• **MATERIAL FOR THIS TASK**:
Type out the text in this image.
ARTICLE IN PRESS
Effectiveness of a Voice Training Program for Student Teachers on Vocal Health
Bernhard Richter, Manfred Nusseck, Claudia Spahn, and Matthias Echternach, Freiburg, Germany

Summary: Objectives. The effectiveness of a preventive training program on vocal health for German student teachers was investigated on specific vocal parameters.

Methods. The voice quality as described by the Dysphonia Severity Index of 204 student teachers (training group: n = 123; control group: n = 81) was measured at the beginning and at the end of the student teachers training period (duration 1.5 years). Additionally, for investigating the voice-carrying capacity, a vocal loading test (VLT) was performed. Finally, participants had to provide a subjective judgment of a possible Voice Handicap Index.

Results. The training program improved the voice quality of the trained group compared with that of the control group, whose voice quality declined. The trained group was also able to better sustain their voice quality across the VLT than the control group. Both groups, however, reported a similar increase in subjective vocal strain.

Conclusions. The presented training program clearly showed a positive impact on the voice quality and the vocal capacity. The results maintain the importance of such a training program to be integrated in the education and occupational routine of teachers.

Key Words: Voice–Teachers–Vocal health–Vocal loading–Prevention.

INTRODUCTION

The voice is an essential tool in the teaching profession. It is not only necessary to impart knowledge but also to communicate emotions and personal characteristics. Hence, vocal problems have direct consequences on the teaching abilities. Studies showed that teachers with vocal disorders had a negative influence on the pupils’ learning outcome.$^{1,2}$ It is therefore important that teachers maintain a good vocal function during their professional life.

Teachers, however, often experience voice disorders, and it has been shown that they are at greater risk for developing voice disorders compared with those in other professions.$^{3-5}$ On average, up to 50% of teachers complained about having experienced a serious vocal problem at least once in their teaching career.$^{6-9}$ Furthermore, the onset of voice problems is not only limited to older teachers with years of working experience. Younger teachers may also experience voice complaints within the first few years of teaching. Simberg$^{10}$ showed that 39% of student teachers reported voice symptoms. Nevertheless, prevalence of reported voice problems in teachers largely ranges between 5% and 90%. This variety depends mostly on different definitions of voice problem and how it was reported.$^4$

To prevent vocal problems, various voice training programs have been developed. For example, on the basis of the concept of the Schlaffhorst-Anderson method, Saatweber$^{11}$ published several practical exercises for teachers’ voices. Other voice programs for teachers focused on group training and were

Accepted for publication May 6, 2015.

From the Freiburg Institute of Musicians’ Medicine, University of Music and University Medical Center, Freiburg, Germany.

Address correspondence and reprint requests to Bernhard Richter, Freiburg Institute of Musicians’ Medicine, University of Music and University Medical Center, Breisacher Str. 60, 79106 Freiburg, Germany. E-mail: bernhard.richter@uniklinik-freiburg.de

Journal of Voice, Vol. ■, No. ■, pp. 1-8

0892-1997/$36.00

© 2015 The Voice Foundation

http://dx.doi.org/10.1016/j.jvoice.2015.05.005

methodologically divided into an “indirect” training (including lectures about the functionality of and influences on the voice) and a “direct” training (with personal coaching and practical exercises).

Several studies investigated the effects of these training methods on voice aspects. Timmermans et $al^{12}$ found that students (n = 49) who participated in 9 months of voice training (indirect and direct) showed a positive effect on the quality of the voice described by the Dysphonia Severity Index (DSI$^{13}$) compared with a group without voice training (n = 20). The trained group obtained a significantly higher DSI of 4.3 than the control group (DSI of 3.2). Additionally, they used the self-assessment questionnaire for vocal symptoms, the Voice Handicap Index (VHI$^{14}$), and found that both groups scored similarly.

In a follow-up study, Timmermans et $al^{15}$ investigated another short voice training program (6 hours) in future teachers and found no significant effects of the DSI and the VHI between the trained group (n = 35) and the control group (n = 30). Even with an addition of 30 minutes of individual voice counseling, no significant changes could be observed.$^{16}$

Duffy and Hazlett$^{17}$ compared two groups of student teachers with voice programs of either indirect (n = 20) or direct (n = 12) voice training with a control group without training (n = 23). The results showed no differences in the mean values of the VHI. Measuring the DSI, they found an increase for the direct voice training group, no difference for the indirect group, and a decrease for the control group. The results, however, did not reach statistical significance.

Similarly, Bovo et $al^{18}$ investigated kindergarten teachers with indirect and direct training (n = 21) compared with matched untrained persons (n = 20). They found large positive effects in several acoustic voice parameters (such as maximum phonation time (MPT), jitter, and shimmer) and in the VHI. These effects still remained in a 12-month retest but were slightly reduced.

• **EXERCISE**: All of the data needs to be reproduced exactly, with no line missing.

• **THE RESPONSE**:
Type out the text in this image.
ARTICLE IN PRESS
Effectiveness of a Voice Training Program for Student Teachers on Vocal Health
Bernhard Richter, Manfred Nusseck, Claudia Spahn, and Matthias Echternach, Freiburg, Germany

Summary: Objectives. The effectiveness of a preventive training program on vocal health for German student teachers was investigated on specific vocal parameters.

Methods. The voice quality as described by the Dysphonia Severity Index of 204 student teachers (training group: n = 123; control group: n = 81) was measured at the beginning and at the end of the student teachers training period (duration 1.5 years). Additionally, for investigating the voice-carrying capacity, a vocal loading test (VLT) was performed. Finally, participants had to provide a subjective judgment of a possible Voice Handicap Index.

Results. The training program improved the voice quality of the trained group compared with that of the control group, whose voice quality declined. The trained group was also able to better sustain their voice quality across the VLT than the control group. Both groups, however, reported a similar increase in subjective vocal strain.

Conclusions. The presented training program clearly showed a positive impact on the voice quality and the vocal capacity. The results maintain the importance of such a training program to be integrated in the education and occupational routine of teachers.

Key Words: Voice–Teachers–Vocal health–Vocal loading–Prevention.

INTRODUCTION

The voice is an essential tool in the teaching profession. It is not only necessary to impart knowledge but also to communicate emotions and personal characteristics. Hence, vocal problems have direct consequences on the teaching abilities. Studies showed that teachers with vocal disorders had a negative influence on the pupils’ learning outcome.$^{1,2}$ It is therefore important that teachers maintain a good vocal function during their professional life.

Teachers, however, often experience voice disorders, and it has been shown that they are at greater risk for developing voice disorders compared with those in other professions.$^{3-5}$ On average, up to 50% of teachers complained about having experienced a serious vocal problem at least once in their teaching career.$^{6-9}$ Furthermore, the onset of voice problems is not only limited to older teachers with years of working experience. Younger teachers may also experience voice complaints within the first few years of teaching. Simberg$^{10}$ showed that 39% of student teachers reported voice symptoms. Nevertheless, prevalence of reported voice problems in teachers largely ranges between 5% and 90%. This variety depends mostly on different definitions of voice problem and how it was reported.$^4$

To prevent vocal problems, various voice training programs have been developed. For example, on the basis of the concept of the Schlaffhorst-Anderson method, Saatweber$^{11}$ published several practical exercises for teachers’ voices. Other voice programs for teachers focused on group training and were

Accepted for publication May 6, 2015.

From the Freiburg Institute of Musicians’ Medicine, University of Music and University Medical Center, Freiburg, Germany.

Address correspondence and reprint requests to Bernhard Richter, Freiburg Institute of Musicians’ Medicine, University of Music and University Medical Center, Breisacher Str. 60, 79106 Freiburg, Germany. E-mail: bernhard.richter@uniklinik-freiburg.de

Journal of Voice, Vol. ■, No. ■, pp. 1-8

0892-1997/$36.00

© 2015 The Voice Foundation

http://dx.doi.org/10.1016/j.jvoice.2015.05.005

methodologically divided into an “indirect” training (including lectures about the functionality of and influences on the voice) and a “direct” training (with personal coaching and practical exercises).

Several studies investigated the effects of these training methods on voice aspects. Timmermans et $al^{12}$ found that students (n = 49) who participated in 9 months of voice training (indirect and direct) showed a positive effect on the quality of the voice described by the Dysphonia Severity Index (DSI$^{13}$) compared with a group without voice training (n = 20). The trained group obtained a significantly higher DSI of 4.3 than the control group (DSI of 3.2). Additionally, they used the self-assessment questionnaire for vocal symptoms, the Voice Handicap Index (VHI$^{14}$), and found that both groups scored similarly.

In a follow-up study, Timmermans et $al^{15}$ investigated another short voice training program (6 hours) in future teachers and found no significant effects of the DSI and the VHI between the trained group (n = 35) and the control group (n = 30). Even with an addition of 30 minutes of individual voice counseling, no significant changes could be observed.$^{16}$

Duffy and Hazlett$^{17}$ compared two groups of student teachers with voice programs of either indirect (n = 20) or direct (n = 12) voice training with a control group without training (n = 23). The results showed no differences in the mean values of the VHI. Measuring the DSI, they found an increase for the direct voice training group, no difference for the indirect group, and a decrease for the control group. The results, however, did not reach statistical significance.

Similarly, Bovo et $al^{18}$ investigated kindergarten teachers with indirect and direct training (n = 21) compared with matched untrained persons (n = 20). They found large positive effects in several acoustic voice parameters (such as maximum phonation time (MPT), jitter, and shimmer) and in the VHI. These effects still remained in a 12-month retest but were slightly reduced.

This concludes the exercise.